**Do this**
Print every line below verbatim, leaving out the pictures.

— START OF Excerpted data —

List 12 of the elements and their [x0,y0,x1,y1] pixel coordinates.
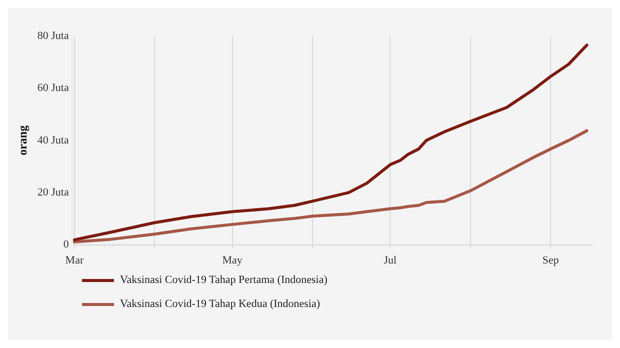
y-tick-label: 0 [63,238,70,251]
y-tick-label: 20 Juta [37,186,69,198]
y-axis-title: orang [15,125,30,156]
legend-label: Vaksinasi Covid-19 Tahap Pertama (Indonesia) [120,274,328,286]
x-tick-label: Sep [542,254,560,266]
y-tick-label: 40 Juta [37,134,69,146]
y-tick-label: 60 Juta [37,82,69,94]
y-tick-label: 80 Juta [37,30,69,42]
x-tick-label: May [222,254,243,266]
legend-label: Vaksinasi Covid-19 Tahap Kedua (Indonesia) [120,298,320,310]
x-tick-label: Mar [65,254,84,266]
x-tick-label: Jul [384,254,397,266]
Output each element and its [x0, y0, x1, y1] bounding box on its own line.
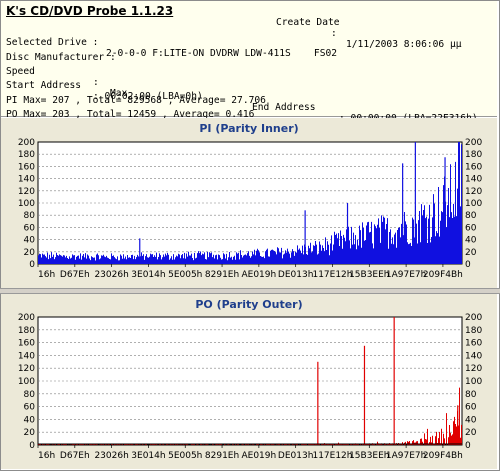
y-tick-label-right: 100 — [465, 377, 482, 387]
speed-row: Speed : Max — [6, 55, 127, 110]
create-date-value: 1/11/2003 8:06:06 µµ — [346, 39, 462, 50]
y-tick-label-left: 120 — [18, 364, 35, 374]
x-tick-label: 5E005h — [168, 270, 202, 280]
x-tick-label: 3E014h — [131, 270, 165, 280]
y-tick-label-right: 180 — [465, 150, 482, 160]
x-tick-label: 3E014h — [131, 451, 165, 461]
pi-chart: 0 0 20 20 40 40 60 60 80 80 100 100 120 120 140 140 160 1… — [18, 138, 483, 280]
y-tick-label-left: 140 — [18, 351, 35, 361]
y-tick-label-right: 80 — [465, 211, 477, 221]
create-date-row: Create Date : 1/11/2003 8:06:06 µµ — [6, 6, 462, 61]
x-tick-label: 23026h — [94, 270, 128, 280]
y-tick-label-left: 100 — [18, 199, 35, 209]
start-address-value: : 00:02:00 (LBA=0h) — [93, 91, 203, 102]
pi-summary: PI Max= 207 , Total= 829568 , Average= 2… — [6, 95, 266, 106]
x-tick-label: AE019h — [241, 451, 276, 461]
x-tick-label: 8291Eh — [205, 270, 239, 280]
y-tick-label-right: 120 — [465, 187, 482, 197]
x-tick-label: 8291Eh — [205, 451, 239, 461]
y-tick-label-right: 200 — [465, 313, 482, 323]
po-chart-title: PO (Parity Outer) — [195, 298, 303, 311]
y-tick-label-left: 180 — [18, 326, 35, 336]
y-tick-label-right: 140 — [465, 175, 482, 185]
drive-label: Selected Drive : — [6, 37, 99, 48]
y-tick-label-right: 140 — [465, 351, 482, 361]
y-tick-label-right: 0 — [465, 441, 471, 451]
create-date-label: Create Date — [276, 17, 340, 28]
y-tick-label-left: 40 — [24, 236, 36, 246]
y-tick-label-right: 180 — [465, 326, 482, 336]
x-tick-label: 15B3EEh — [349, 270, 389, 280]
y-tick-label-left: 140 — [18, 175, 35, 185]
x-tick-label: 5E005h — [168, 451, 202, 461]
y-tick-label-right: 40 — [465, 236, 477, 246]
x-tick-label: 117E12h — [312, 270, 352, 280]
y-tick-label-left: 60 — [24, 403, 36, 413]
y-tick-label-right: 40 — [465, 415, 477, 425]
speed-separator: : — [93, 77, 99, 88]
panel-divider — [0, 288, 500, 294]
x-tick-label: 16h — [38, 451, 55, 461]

— END OF Excerpted data —

**Answer for this exercise**
List 12 of the elements and their [x0,y0,x1,y1] pixel coordinates.
y-tick-label: 0 [63,238,70,251]
y-tick-label: 20 Juta [37,186,69,198]
y-axis-title: orang [15,125,30,156]
legend-label: Vaksinasi Covid-19 Tahap Pertama (Indonesia) [120,274,328,286]
x-tick-label: Sep [542,254,560,266]
y-tick-label: 40 Juta [37,134,69,146]
y-tick-label: 60 Juta [37,82,69,94]
y-tick-label: 80 Juta [37,30,69,42]
x-tick-label: May [222,254,243,266]
legend-label: Vaksinasi Covid-19 Tahap Kedua (Indonesia) [120,298,320,310]
x-tick-label: Mar [65,254,84,266]
x-tick-label: Jul [384,254,397,266]
Output each element and its [x0, y0, x1, y1] bounding box on its own line.
y-tick-label-right: 100 — [465, 377, 482, 387]
speed-row: Speed : Max — [6, 55, 127, 110]
create-date-value: 1/11/2003 8:06:06 µµ — [346, 39, 462, 50]
y-tick-label-left: 120 — [18, 364, 35, 374]
x-tick-label: 5E005h — [168, 270, 202, 280]
x-tick-label: 3E014h — [131, 270, 165, 280]
y-tick-label-right: 180 — [465, 150, 482, 160]
x-tick-label: 3E014h — [131, 451, 165, 461]
pi-chart: 0 0 20 20 40 40 60 60 80 80 100 100 120 120 140 140 160 1… — [18, 138, 483, 280]
y-tick-label-left: 140 — [18, 351, 35, 361]
y-tick-label-right: 80 — [465, 211, 477, 221]
create-date-row: Create Date : 1/11/2003 8:06:06 µµ — [6, 6, 462, 61]
x-tick-label: 23026h — [94, 270, 128, 280]
y-tick-label-left: 100 — [18, 199, 35, 209]
start-address-value: : 00:02:00 (LBA=0h) — [93, 91, 203, 102]
pi-summary: PI Max= 207 , Total= 829568 , Average= 2… — [6, 95, 266, 106]
x-tick-label: AE019h — [241, 451, 276, 461]
x-tick-label: 8291Eh — [205, 270, 239, 280]
y-tick-label-right: 120 — [465, 187, 482, 197]
x-tick-label: 8291Eh — [205, 451, 239, 461]
y-tick-label-right: 200 — [465, 313, 482, 323]
po-chart-title: PO (Parity Outer) — [195, 298, 303, 311]
y-tick-label-left: 180 — [18, 326, 35, 336]
y-tick-label-right: 140 — [465, 175, 482, 185]
drive-label: Selected Drive : — [6, 37, 99, 48]
y-tick-label-right: 140 — [465, 351, 482, 361]
y-tick-label-right: 0 — [465, 441, 471, 451]
create-date-label: Create Date — [276, 17, 340, 28]
y-tick-label-left: 40 — [24, 236, 36, 246]
y-tick-label-right: 180 — [465, 326, 482, 336]
x-tick-label: 15B3EEh — [349, 270, 389, 280]
y-tick-label-left: 140 — [18, 175, 35, 185]
x-tick-label: 5E005h — [168, 451, 202, 461]
y-tick-label-right: 40 — [465, 236, 477, 246]
x-tick-label: 117E12h — [312, 270, 352, 280]
y-tick-label-left: 60 — [24, 403, 36, 413]
y-tick-label-right: 40 — [465, 415, 477, 425]
speed-separator: : — [93, 77, 99, 88]
panel-divider — [0, 288, 500, 294]
x-tick-label: 16h — [38, 451, 55, 461]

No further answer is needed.